[Dataset rows]
+-------+

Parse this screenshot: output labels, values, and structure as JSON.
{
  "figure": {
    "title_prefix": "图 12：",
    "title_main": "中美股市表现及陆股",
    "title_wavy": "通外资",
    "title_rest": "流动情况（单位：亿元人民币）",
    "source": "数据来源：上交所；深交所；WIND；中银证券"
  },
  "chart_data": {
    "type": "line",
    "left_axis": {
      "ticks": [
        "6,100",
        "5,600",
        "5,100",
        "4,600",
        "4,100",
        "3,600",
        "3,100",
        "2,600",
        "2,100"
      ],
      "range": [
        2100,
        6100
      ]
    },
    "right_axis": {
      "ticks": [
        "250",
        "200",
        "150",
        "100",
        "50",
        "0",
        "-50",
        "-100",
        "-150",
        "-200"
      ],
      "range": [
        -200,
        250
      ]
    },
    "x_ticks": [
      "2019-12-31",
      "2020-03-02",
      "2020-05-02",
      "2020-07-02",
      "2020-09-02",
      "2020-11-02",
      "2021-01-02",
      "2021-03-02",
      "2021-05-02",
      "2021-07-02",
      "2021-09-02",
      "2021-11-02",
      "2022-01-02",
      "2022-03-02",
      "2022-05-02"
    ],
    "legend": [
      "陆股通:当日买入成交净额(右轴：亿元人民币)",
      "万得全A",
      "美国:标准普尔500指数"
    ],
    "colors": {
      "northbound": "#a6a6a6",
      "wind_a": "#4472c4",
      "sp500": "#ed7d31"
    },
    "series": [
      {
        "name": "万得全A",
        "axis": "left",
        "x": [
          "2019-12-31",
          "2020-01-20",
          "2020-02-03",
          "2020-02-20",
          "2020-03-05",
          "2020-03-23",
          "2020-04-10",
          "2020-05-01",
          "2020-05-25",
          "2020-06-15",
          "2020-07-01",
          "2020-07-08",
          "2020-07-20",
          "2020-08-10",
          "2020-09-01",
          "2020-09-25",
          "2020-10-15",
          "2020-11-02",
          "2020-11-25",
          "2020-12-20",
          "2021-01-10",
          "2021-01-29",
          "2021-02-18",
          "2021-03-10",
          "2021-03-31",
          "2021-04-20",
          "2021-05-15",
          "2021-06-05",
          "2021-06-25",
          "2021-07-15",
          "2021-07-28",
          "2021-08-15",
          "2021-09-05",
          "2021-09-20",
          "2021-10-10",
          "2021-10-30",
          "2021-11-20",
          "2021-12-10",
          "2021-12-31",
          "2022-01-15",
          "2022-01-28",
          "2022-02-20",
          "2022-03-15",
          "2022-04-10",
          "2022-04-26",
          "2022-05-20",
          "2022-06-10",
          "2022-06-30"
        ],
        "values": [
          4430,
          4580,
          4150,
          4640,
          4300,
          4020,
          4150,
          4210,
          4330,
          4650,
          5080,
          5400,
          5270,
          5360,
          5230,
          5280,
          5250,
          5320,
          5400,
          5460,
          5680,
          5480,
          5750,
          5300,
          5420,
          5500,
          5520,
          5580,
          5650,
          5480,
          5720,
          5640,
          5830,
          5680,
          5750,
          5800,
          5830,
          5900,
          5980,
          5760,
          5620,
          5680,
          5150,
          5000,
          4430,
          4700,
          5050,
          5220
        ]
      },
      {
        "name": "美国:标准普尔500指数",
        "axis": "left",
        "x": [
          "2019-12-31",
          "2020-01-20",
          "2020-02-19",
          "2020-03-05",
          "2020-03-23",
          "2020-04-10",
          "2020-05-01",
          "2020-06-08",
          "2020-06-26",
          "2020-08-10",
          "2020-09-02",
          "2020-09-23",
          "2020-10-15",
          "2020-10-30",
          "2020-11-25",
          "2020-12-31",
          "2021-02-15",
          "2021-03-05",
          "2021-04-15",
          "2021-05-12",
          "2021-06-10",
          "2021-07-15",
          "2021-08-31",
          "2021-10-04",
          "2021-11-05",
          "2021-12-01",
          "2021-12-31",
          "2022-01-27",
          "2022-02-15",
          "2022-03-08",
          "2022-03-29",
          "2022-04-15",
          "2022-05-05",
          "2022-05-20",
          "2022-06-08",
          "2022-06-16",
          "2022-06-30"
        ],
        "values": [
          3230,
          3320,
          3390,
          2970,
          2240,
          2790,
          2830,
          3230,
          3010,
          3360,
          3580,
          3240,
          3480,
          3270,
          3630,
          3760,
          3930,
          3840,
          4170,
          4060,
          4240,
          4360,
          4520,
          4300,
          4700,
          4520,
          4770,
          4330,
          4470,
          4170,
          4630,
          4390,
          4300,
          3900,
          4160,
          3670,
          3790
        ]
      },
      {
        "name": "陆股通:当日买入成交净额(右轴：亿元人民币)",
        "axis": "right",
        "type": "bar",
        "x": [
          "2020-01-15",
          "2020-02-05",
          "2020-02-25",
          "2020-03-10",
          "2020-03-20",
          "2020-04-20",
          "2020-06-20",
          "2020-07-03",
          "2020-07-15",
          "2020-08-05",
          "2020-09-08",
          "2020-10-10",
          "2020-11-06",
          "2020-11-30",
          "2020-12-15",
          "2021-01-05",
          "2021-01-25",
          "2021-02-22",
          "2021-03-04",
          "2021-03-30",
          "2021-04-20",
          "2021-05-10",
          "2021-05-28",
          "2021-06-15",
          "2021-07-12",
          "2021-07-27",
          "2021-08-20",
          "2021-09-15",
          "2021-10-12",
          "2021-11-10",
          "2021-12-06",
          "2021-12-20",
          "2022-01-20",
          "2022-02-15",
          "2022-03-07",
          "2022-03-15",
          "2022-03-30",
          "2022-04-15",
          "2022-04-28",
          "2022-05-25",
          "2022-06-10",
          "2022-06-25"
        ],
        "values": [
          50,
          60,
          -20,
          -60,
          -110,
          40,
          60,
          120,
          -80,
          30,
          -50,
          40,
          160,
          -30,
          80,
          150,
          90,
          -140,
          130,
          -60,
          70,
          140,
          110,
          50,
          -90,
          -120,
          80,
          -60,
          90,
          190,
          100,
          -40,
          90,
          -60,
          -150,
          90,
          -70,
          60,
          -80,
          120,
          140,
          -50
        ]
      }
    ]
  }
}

+-------+

Your task: Write out every line exactly as it stands.

Finished exercise:
Parse this screenshot: output labels, values, and structure as JSON.
{
  "figure": {
    "title_prefix": "图 12：",
    "title_main": "中美股市表现及陆股",
    "title_wavy": "通外资",
    "title_rest": "流动情况（单位：亿元人民币）",
    "source": "数据来源：上交所；深交所；WIND；中银证券"
  },
  "chart_data": {
    "type": "line",
    "left_axis": {
      "ticks": [
        "6,100",
        "5,600",
        "5,100",
        "4,600",
        "4,100",
        "3,600",
        "3,100",
        "2,600",
        "2,100"
      ],
      "range": [
        2100,
        6100
      ]
    },
    "right_axis": {
      "ticks": [
        "250",
        "200",
        "150",
        "100",
        "50",
        "0",
        "-50",
        "-100",
        "-150",
        "-200"
      ],
      "range": [
        -200,
        250
      ]
    },
    "x_ticks": [
      "2019-12-31",
      "2020-03-02",
      "2020-05-02",
      "2020-07-02",
      "2020-09-02",
      "2020-11-02",
      "2021-01-02",
      "2021-03-02",
      "2021-05-02",
      "2021-07-02",
      "2021-09-02",
      "2021-11-02",
      "2022-01-02",
      "2022-03-02",
      "2022-05-02"
    ],
    "legend": [
      "陆股通:当日买入成交净额(右轴：亿元人民币)",
      "万得全A",
      "美国:标准普尔500指数"
    ],
    "colors": {
      "northbound": "#a6a6a6",
      "wind_a": "#4472c4",
      "sp500": "#ed7d31"
    },
    "series": [
      {
        "name": "万得全A",
        "axis": "left",
        "x": [
          "2019-12-31",
          "2020-01-20",
          "2020-02-03",
          "2020-02-20",
          "2020-03-05",
          "2020-03-23",
          "2020-04-10",
          "2020-05-01",
          "2020-05-25",
          "2020-06-15",
          "2020-07-01",
          "2020-07-08",
          "2020-07-20",
          "2020-08-10",
          "2020-09-01",
          "2020-09-25",
          "2020-10-15",
          "2020-11-02",
          "2020-11-25",
          "2020-12-20",
          "2021-01-10",
          "2021-01-29",
          "2021-02-18",
          "2021-03-10",
          "2021-03-31",
          "2021-04-20",
          "2021-05-15",
          "2021-06-05",
          "2021-06-25",
          "2021-07-15",
          "2021-07-28",
          "2021-08-15",
          "2021-09-05",
          "2021-09-20",
          "2021-10-10",
          "2021-10-30",
          "2021-11-20",
          "2021-12-10",
          "2021-12-31",
          "2022-01-15",
          "2022-01-28",
          "2022-02-20",
          "2022-03-15",
          "2022-04-10",
          "2022-04-26",
          "2022-05-20",
          "2022-06-10",
          "2022-06-30"
        ],
        "values": [
          4430,
          4580,
          4150,
          4640,
          4300,
          4020,
          4150,
          4210,
          4330,
          4650,
          5080,
          5400,
          5270,
          5360,
          5230,
          5280,
          5250,
          5320,
          5400,
          5460,
          5680,
          5480,
          5750,
          5300,
          5420,
          5500,
          5520,
          5580,
          5650,
          5480,
          5720,
          5640,
          5830,
          5680,
          5750,
          5800,
          5830,
          5900,
          5980,
          5760,
          5620,
          5680,
          5150,
          5000,
          4430,
          4700,
          5050,
          5220
        ]
      },
      {
        "name": "美国:标准普尔500指数",
        "axis": "left",
        "x": [
          "2019-12-31",
          "2020-01-20",
          "2020-02-19",
          "2020-03-05",
          "2020-03-23",
          "2020-04-10",
          "2020-05-01",
          "2020-06-08",
          "2020-06-26",
          "2020-08-10",
          "2020-09-02",
          "2020-09-23",
          "2020-10-15",
          "2020-10-30",
          "2020-11-25",
          "2020-12-31",
          "2021-02-15",
          "2021-03-05",
          "2021-04-15",
          "2021-05-12",
          "2021-06-10",
          "2021-07-15",
          "2021-08-31",
          "2021-10-04",
          "2021-11-05",
          "2021-12-01",
          "2021-12-31",
          "2022-01-27",
          "2022-02-15",
          "2022-03-08",
          "2022-03-29",
          "2022-04-15",
          "2022-05-05",
          "2022-05-20",
          "2022-06-08",
          "2022-06-16",
          "2022-06-30"
        ],
        "values": [
          3230,
          3320,
          3390,
          2970,
          2240,
          2790,
          2830,
          3230,
          3010,
          3360,
          3580,
          3240,
          3480,
          3270,
          3630,
          3760,
          3930,
          3840,
          4170,
          4060,
          4240,
          4360,
          4520,
          4300,
          4700,
          4520,
          4770,
          4330,
          4470,
          4170,
          4630,
          4390,
          4300,
          3900,
          4160,
          3670,
          3790
        ]
      },
      {
        "name": "陆股通:当日买入成交净额(右轴：亿元人民币)",
        "axis": "right",
        "type": "bar",
        "x": [
          "2020-01-15",
          "2020-02-05",
          "2020-02-25",
          "2020-03-10",
          "2020-03-20",
          "2020-04-20",
          "2020-06-20",
          "2020-07-03",
          "2020-07-15",
          "2020-08-05",
          "2020-09-08",
          "2020-10-10",
          "2020-11-06",
          "2020-11-30",
          "2020-12-15",
          "2021-01-05",
          "2021-01-25",
          "2021-02-22",
          "2021-03-04",
          "2021-03-30",
          "2021-04-20",
          "2021-05-10",
          "2021-05-28",
          "2021-06-15",
          "2021-07-12",
          "2021-07-27",
          "2021-08-20",
          "2021-09-15",
          "2021-10-12",
          "2021-11-10",
          "2021-12-06",
          "2021-12-20",
          "2022-01-20",
          "2022-02-15",
          "2022-03-07",
          "2022-03-15",
          "2022-03-30",
          "2022-04-15",
          "2022-04-28",
          "2022-05-25",
          "2022-06-10",
          "2022-06-25"
        ],
        "values": [
          50,
          60,
          -20,
          -60,
          -110,
          40,
          60,
          120,
          -80,
          30,
          -50,
          40,
          160,
          -30,
          80,
          150,
          90,
          -140,
          130,
          -60,
          70,
          140,
          110,
          50,
          -90,
          -120,
          80,
          -60,
          90,
          190,
          100,
          -40,
          90,
          -60,
          -150,
          90,
          -70,
          60,
          -80,
          120,
          140,
          -50
        ]
      }
    ]
  }
}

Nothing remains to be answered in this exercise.